▶ [Records shown]:
•••

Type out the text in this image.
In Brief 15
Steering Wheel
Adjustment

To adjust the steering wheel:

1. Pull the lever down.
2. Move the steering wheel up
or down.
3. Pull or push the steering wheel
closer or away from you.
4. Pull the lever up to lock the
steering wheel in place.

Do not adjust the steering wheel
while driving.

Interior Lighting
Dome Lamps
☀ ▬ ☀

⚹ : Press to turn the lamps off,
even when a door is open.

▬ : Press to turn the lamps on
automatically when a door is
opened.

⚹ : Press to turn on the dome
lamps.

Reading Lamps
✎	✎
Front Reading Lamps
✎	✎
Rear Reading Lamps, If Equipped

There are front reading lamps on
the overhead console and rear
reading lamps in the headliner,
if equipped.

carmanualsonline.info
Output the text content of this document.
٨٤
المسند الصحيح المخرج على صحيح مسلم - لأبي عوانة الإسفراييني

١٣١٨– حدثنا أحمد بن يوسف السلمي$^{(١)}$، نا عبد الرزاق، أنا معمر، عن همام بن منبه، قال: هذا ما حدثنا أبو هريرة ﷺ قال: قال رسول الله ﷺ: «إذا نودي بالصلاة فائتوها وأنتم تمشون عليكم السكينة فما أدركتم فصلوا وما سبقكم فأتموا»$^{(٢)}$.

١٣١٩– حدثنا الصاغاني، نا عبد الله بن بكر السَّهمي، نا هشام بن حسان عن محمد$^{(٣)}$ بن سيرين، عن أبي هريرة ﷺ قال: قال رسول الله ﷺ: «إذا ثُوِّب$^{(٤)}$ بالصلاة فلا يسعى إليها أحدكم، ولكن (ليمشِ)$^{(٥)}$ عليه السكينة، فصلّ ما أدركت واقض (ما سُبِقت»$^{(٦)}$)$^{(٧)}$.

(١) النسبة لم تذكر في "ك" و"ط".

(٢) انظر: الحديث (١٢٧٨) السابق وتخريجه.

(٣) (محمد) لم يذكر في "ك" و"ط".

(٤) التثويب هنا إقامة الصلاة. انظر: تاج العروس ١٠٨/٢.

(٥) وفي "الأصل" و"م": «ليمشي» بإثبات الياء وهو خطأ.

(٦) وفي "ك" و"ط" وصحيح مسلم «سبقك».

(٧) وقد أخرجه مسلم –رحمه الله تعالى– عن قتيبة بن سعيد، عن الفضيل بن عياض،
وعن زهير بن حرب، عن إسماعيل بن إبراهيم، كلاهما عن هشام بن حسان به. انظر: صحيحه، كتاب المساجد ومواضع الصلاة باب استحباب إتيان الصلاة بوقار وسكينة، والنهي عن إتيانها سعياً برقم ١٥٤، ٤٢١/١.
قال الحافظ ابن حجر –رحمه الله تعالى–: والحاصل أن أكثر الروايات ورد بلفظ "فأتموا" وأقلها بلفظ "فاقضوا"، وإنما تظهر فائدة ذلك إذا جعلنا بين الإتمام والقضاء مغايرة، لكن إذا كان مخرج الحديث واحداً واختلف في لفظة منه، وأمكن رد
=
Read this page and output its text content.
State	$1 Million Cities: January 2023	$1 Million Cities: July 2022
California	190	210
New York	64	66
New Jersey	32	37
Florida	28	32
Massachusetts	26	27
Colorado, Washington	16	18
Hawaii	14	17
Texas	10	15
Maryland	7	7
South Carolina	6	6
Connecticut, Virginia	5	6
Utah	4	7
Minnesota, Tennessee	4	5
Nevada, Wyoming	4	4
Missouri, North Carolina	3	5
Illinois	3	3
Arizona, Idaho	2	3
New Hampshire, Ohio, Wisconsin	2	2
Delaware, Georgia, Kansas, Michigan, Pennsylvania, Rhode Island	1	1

•••

▶ [Exercise objective]:
Extract, verbatim, the lines from the one containing "Read this page and output its text content." through the last line of the listing above.

▶ [Response to this task]:
Read this page and output its text content.
State	$1 Million Cities: January 2023	$1 Million Cities: July 2022
California	190	210
New York	64	66
New Jersey	32	37
Florida	28	32
Massachusetts	26	27
Colorado, Washington	16	18
Hawaii	14	17
Texas	10	15
Maryland	7	7
South Carolina	6	6
Connecticut, Virginia	5	6
Utah	4	7
Minnesota, Tennessee	4	5
Nevada, Wyoming	4	4
Missouri, North Carolina	3	5
Illinois	3	3
Arizona, Idaho	2	3
New Hampshire, Ohio, Wisconsin	2	2
Delaware, Georgia, Kansas, Michigan, Pennsylvania, Rhode Island	1	1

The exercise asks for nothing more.